= Supplied entries =
=== Begin Enclosure ===
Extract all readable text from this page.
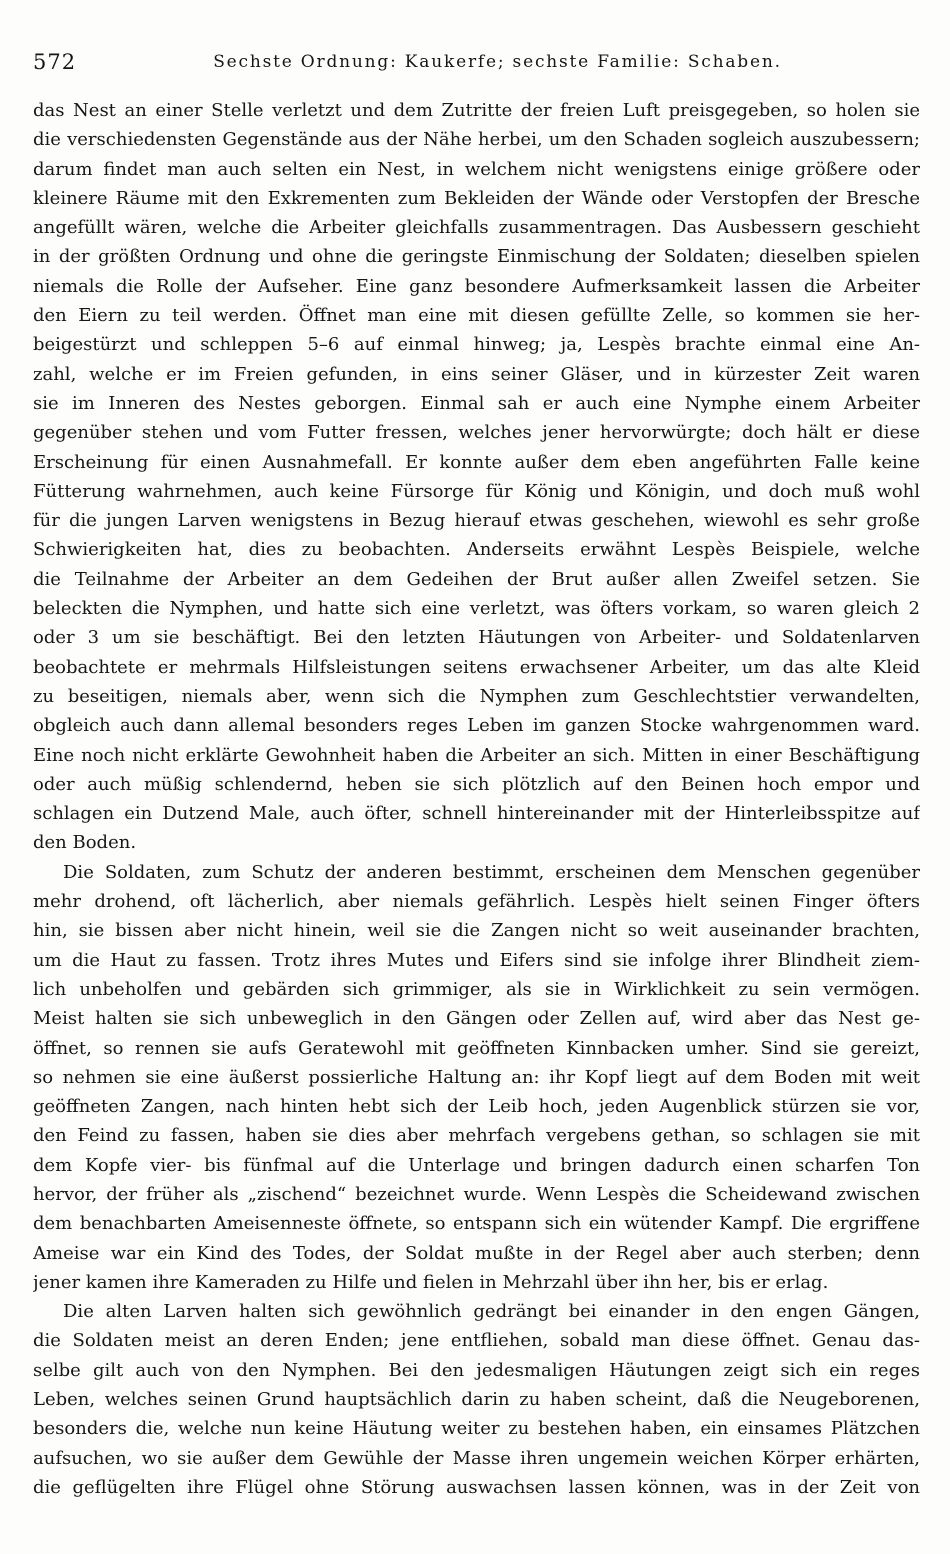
572	Sechste Ordnung: Kaukerfe; sechste Familie: Schaben.
das Nest an einer Stelle verletzt und dem Zutritte der freien Luft preisgegeben, so holen sie
die verschiedensten Gegenstände aus der Nähe herbei, um den Schaden sogleich auszubessern;
darum findet man auch selten ein Nest, in welchem nicht wenigstens einige größere oder
kleinere Räume mit den Exkrementen zum Bekleiden der Wände oder Verstopfen der Bresche
angefüllt wären, welche die Arbeiter gleichfalls zusammentragen. Das Ausbessern geschieht
in der größten Ordnung und ohne die geringste Einmischung der Soldaten; dieselben spielen
niemals die Rolle der Aufseher. Eine ganz besondere Aufmerksamkeit lassen die Arbeiter
den Eiern zu teil werden. Öffnet man eine mit diesen gefüllte Zelle, so kommen sie her-
beigestürzt und schleppen 5–6 auf einmal hinweg; ja, Lespès brachte einmal eine An-
zahl, welche er im Freien gefunden, in eins seiner Gläser, und in kürzester Zeit waren
sie im Inneren des Nestes geborgen. Einmal sah er auch eine Nymphe einem Arbeiter
gegenüber stehen und vom Futter fressen, welches jener hervorwürgte; doch hält er diese
Erscheinung für einen Ausnahmefall. Er konnte außer dem eben angeführten Falle keine
Fütterung wahrnehmen, auch keine Fürsorge für König und Königin, und doch muß wohl
für die jungen Larven wenigstens in Bezug hierauf etwas geschehen, wiewohl es sehr große
Schwierigkeiten hat, dies zu beobachten. Anderseits erwähnt Lespès Beispiele, welche
die Teilnahme der Arbeiter an dem Gedeihen der Brut außer allen Zweifel setzen. Sie
beleckten die Nymphen, und hatte sich eine verletzt, was öfters vorkam, so waren gleich 2
oder 3 um sie beschäftigt. Bei den letzten Häutungen von Arbeiter- und Soldatenlarven
beobachtete er mehrmals Hilfsleistungen seitens erwachsener Arbeiter, um das alte Kleid
zu beseitigen, niemals aber, wenn sich die Nymphen zum Geschlechtstier verwandelten,
obgleich auch dann allemal besonders reges Leben im ganzen Stocke wahrgenommen ward.
Eine noch nicht erklärte Gewohnheit haben die Arbeiter an sich. Mitten in einer Beschäftigung
oder auch müßig schlendernd, heben sie sich plötzlich auf den Beinen hoch empor und
schlagen ein Dutzend Male, auch öfter, schnell hintereinander mit der Hinterleibsspitze auf
den Boden.
Die Soldaten, zum Schutz der anderen bestimmt, erscheinen dem Menschen gegenüber
mehr drohend, oft lächerlich, aber niemals gefährlich. Lespès hielt seinen Finger öfters
hin, sie bissen aber nicht hinein, weil sie die Zangen nicht so weit auseinander brachten,
um die Haut zu fassen. Trotz ihres Mutes und Eifers sind sie infolge ihrer Blindheit ziem-
lich unbeholfen und gebärden sich grimmiger, als sie in Wirklichkeit zu sein vermögen.
Meist halten sie sich unbeweglich in den Gängen oder Zellen auf, wird aber das Nest ge-
öffnet, so rennen sie aufs Geratewohl mit geöffneten Kinnbacken umher. Sind sie gereizt,
so nehmen sie eine äußerst possierliche Haltung an: ihr Kopf liegt auf dem Boden mit weit
geöffneten Zangen, nach hinten hebt sich der Leib hoch, jeden Augenblick stürzen sie vor,
den Feind zu fassen, haben sie dies aber mehrfach vergebens gethan, so schlagen sie mit
dem Kopfe vier- bis fünfmal auf die Unterlage und bringen dadurch einen scharfen Ton
hervor, der früher als „zischend“ bezeichnet wurde. Wenn Lespès die Scheidewand zwischen
dem benachbarten Ameisenneste öffnete, so entspann sich ein wütender Kampf. Die ergriffene
Ameise war ein Kind des Todes, der Soldat mußte in der Regel aber auch sterben; denn
jener kamen ihre Kameraden zu Hilfe und fielen in Mehrzahl über ihn her, bis er erlag.
Die alten Larven halten sich gewöhnlich gedrängt bei einander in den engen Gängen,
die Soldaten meist an deren Enden; jene entfliehen, sobald man diese öffnet. Genau das-
selbe gilt auch von den Nymphen. Bei den jedesmaligen Häutungen zeigt sich ein reges
Leben, welches seinen Grund hauptsächlich darin zu haben scheint, daß die Neugeborenen,
besonders die, welche nun keine Häutung weiter zu bestehen haben, ein einsames Plätzchen
aufsuchen, wo sie außer dem Gewühle der Masse ihren ungemein weichen Körper erhärten,
die geflügelten ihre Flügel ohne Störung auswachsen lassen können, was in der Zeit von
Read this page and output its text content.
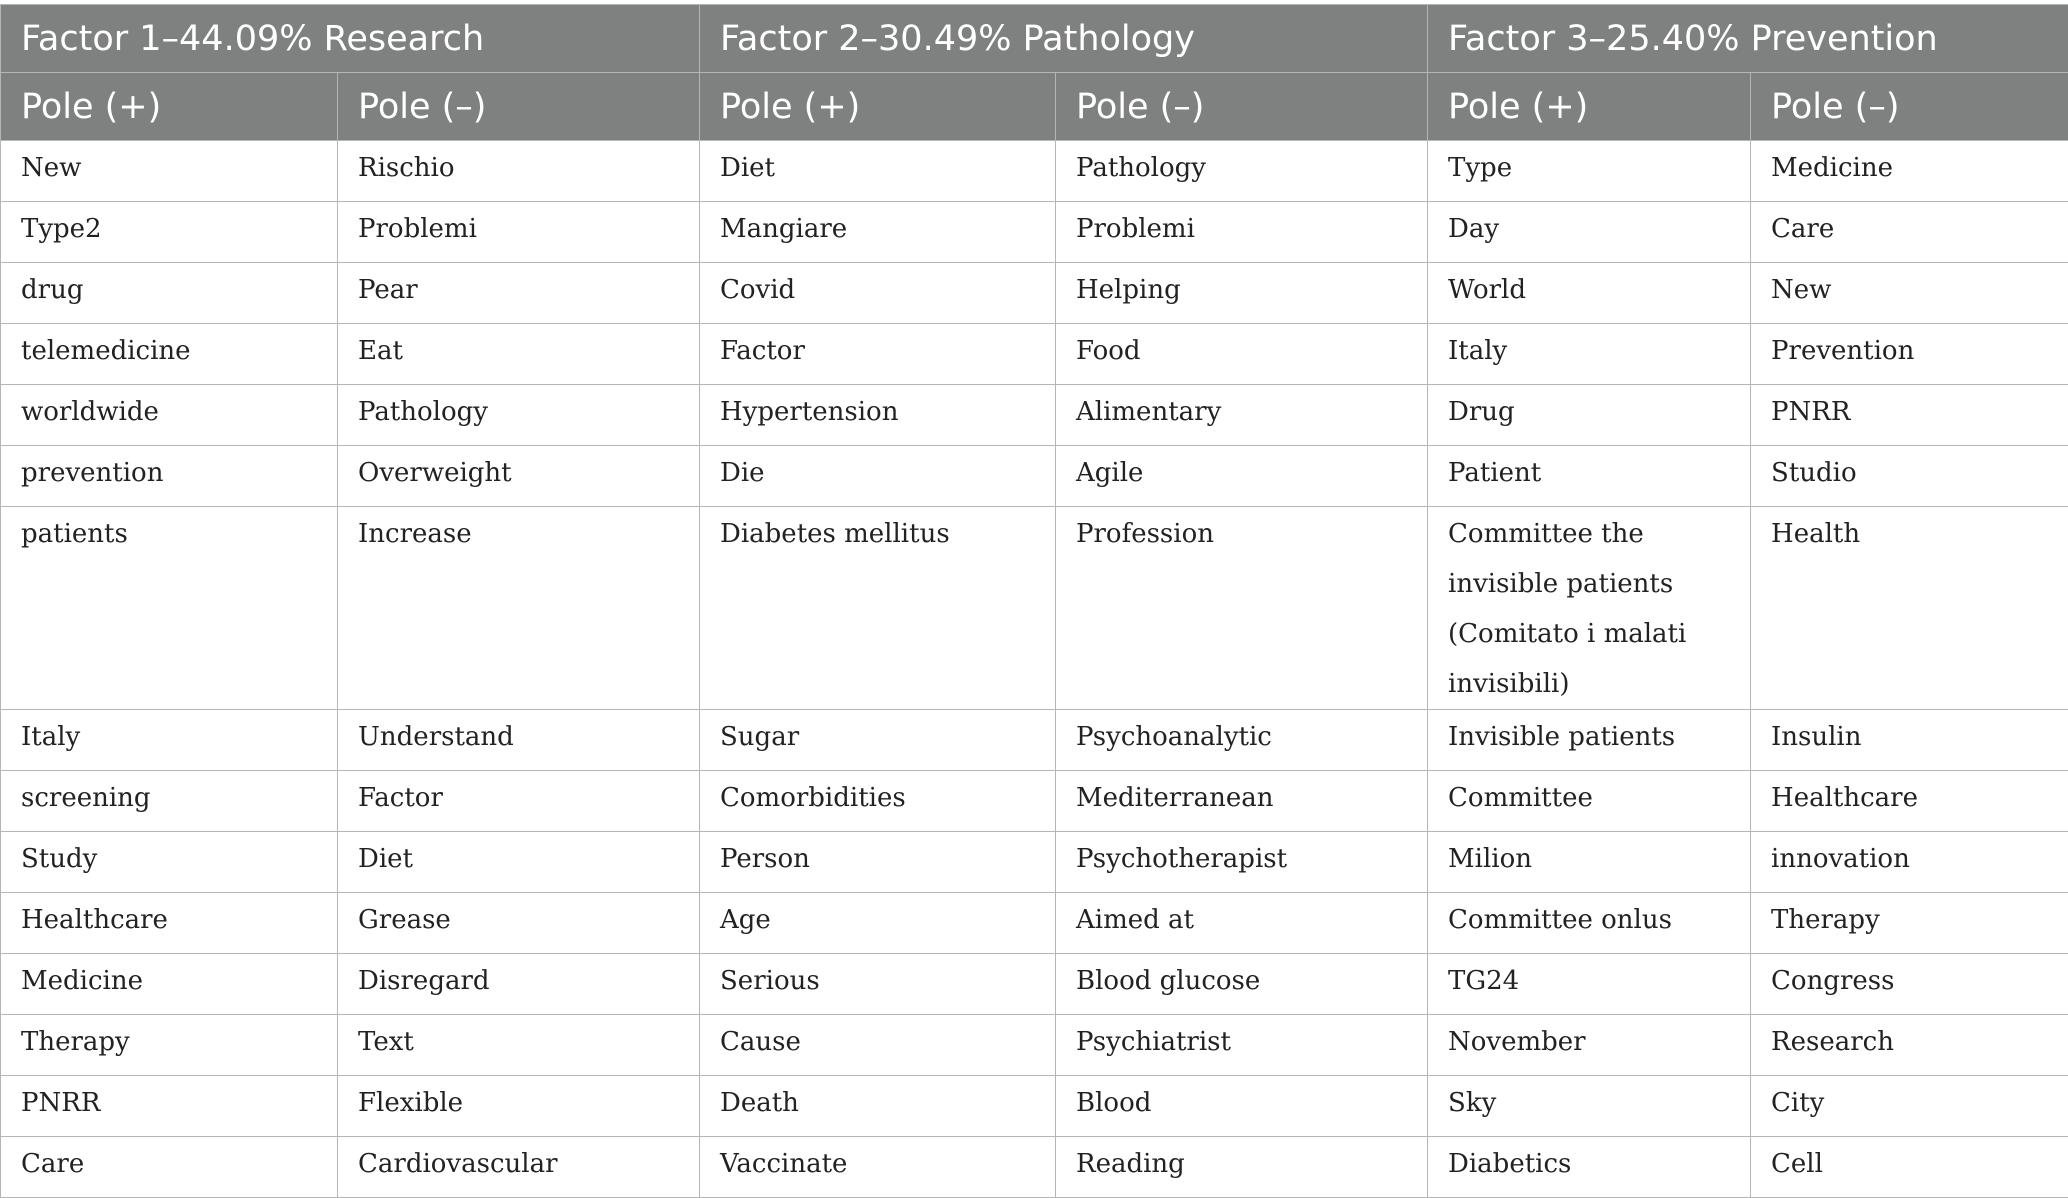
Factor 1–44.09% Research		Factor 2–30.49% Pathology		Factor 3–25.40% Prevention	
Pole (+)	Pole (–)	Pole (+)	Pole (–)	Pole (+)	Pole (–)

New	Rischio	Diet	Pathology	Type	Medicine

Type2	Problemi	Mangiare	Problemi	Day	Care

drug	Pear	Covid	Helping	World	New

telemedicine	Eat	Factor	Food	Italy	Prevention

worldwide	Pathology	Hypertension	Alimentary	Drug	PNRR

prevention	Overweight	Die	Agile	Patient	Studio

patients	Increase	Diabetes mellitus	Profession	Committee the invisible patients (Comitato i malati invisibili)	Health

Italy	Understand	Sugar	Psychoanalytic	Invisible patients	Insulin

screening	Factor	Comorbidities	Mediterranean	Committee	Healthcare

Study	Diet	Person	Psychotherapist	Milion	innovation

Healthcare	Grease	Age	Aimed at	Committee onlus	Therapy

Medicine	Disregard	Serious	Blood glucose	TG24	Congress

Therapy	Text	Cause	Psychiatrist	November	Research

PNRR	Flexible	Death	Blood	Sky	City

Care	Cardiovascular	Vaccinate	Reading	Diabetics	Cell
=== End Enclosure ===
= What you will do =
Images are to be left out when the records above are written out again exactly.

= Worked solution =
Extract all readable text from this page.
572	Sechste Ordnung: Kaukerfe; sechste Familie: Schaben.
das Nest an einer Stelle verletzt und dem Zutritte der freien Luft preisgegeben, so holen sie
die verschiedensten Gegenstände aus der Nähe herbei, um den Schaden sogleich auszubessern;
darum findet man auch selten ein Nest, in welchem nicht wenigstens einige größere oder
kleinere Räume mit den Exkrementen zum Bekleiden der Wände oder Verstopfen der Bresche
angefüllt wären, welche die Arbeiter gleichfalls zusammentragen. Das Ausbessern geschieht
in der größten Ordnung und ohne die geringste Einmischung der Soldaten; dieselben spielen
niemals die Rolle der Aufseher. Eine ganz besondere Aufmerksamkeit lassen die Arbeiter
den Eiern zu teil werden. Öffnet man eine mit diesen gefüllte Zelle, so kommen sie her-
beigestürzt und schleppen 5–6 auf einmal hinweg; ja, Lespès brachte einmal eine An-
zahl, welche er im Freien gefunden, in eins seiner Gläser, und in kürzester Zeit waren
sie im Inneren des Nestes geborgen. Einmal sah er auch eine Nymphe einem Arbeiter
gegenüber stehen und vom Futter fressen, welches jener hervorwürgte; doch hält er diese
Erscheinung für einen Ausnahmefall. Er konnte außer dem eben angeführten Falle keine
Fütterung wahrnehmen, auch keine Fürsorge für König und Königin, und doch muß wohl
für die jungen Larven wenigstens in Bezug hierauf etwas geschehen, wiewohl es sehr große
Schwierigkeiten hat, dies zu beobachten. Anderseits erwähnt Lespès Beispiele, welche
die Teilnahme der Arbeiter an dem Gedeihen der Brut außer allen Zweifel setzen. Sie
beleckten die Nymphen, und hatte sich eine verletzt, was öfters vorkam, so waren gleich 2
oder 3 um sie beschäftigt. Bei den letzten Häutungen von Arbeiter- und Soldatenlarven
beobachtete er mehrmals Hilfsleistungen seitens erwachsener Arbeiter, um das alte Kleid
zu beseitigen, niemals aber, wenn sich die Nymphen zum Geschlechtstier verwandelten,
obgleich auch dann allemal besonders reges Leben im ganzen Stocke wahrgenommen ward.
Eine noch nicht erklärte Gewohnheit haben die Arbeiter an sich. Mitten in einer Beschäftigung
oder auch müßig schlendernd, heben sie sich plötzlich auf den Beinen hoch empor und
schlagen ein Dutzend Male, auch öfter, schnell hintereinander mit der Hinterleibsspitze auf
den Boden.
Die Soldaten, zum Schutz der anderen bestimmt, erscheinen dem Menschen gegenüber
mehr drohend, oft lächerlich, aber niemals gefährlich. Lespès hielt seinen Finger öfters
hin, sie bissen aber nicht hinein, weil sie die Zangen nicht so weit auseinander brachten,
um die Haut zu fassen. Trotz ihres Mutes und Eifers sind sie infolge ihrer Blindheit ziem-
lich unbeholfen und gebärden sich grimmiger, als sie in Wirklichkeit zu sein vermögen.
Meist halten sie sich unbeweglich in den Gängen oder Zellen auf, wird aber das Nest ge-
öffnet, so rennen sie aufs Geratewohl mit geöffneten Kinnbacken umher. Sind sie gereizt,
so nehmen sie eine äußerst possierliche Haltung an: ihr Kopf liegt auf dem Boden mit weit
geöffneten Zangen, nach hinten hebt sich der Leib hoch, jeden Augenblick stürzen sie vor,
den Feind zu fassen, haben sie dies aber mehrfach vergebens gethan, so schlagen sie mit
dem Kopfe vier- bis fünfmal auf die Unterlage und bringen dadurch einen scharfen Ton
hervor, der früher als „zischend“ bezeichnet wurde. Wenn Lespès die Scheidewand zwischen
dem benachbarten Ameisenneste öffnete, so entspann sich ein wütender Kampf. Die ergriffene
Ameise war ein Kind des Todes, der Soldat mußte in der Regel aber auch sterben; denn
jener kamen ihre Kameraden zu Hilfe und fielen in Mehrzahl über ihn her, bis er erlag.
Die alten Larven halten sich gewöhnlich gedrängt bei einander in den engen Gängen,
die Soldaten meist an deren Enden; jene entfliehen, sobald man diese öffnet. Genau das-
selbe gilt auch von den Nymphen. Bei den jedesmaligen Häutungen zeigt sich ein reges
Leben, welches seinen Grund hauptsächlich darin zu haben scheint, daß die Neugeborenen,
besonders die, welche nun keine Häutung weiter zu bestehen haben, ein einsames Plätzchen
aufsuchen, wo sie außer dem Gewühle der Masse ihren ungemein weichen Körper erhärten,
die geflügelten ihre Flügel ohne Störung auswachsen lassen können, was in der Zeit von
Read this page and output its text content.
Factor 1–44.09% Research		Factor 2–30.49% Pathology		Factor 3–25.40% Prevention	
Pole (+)	Pole (–)	Pole (+)	Pole (–)	Pole (+)	Pole (–)

New	Rischio	Diet	Pathology	Type	Medicine

Type2	Problemi	Mangiare	Problemi	Day	Care

drug	Pear	Covid	Helping	World	New

telemedicine	Eat	Factor	Food	Italy	Prevention

worldwide	Pathology	Hypertension	Alimentary	Drug	PNRR

prevention	Overweight	Die	Agile	Patient	Studio

patients	Increase	Diabetes mellitus	Profession	Committee the invisible patients (Comitato i malati invisibili)	Health

Italy	Understand	Sugar	Psychoanalytic	Invisible patients	Insulin

screening	Factor	Comorbidities	Mediterranean	Committee	Healthcare

Study	Diet	Person	Psychotherapist	Milion	innovation

Healthcare	Grease	Age	Aimed at	Committee onlus	Therapy

Medicine	Disregard	Serious	Blood glucose	TG24	Congress

Therapy	Text	Cause	Psychiatrist	November	Research

PNRR	Flexible	Death	Blood	Sky	City

Care	Cardiovascular	Vaccinate	Reading	Diabetics	Cell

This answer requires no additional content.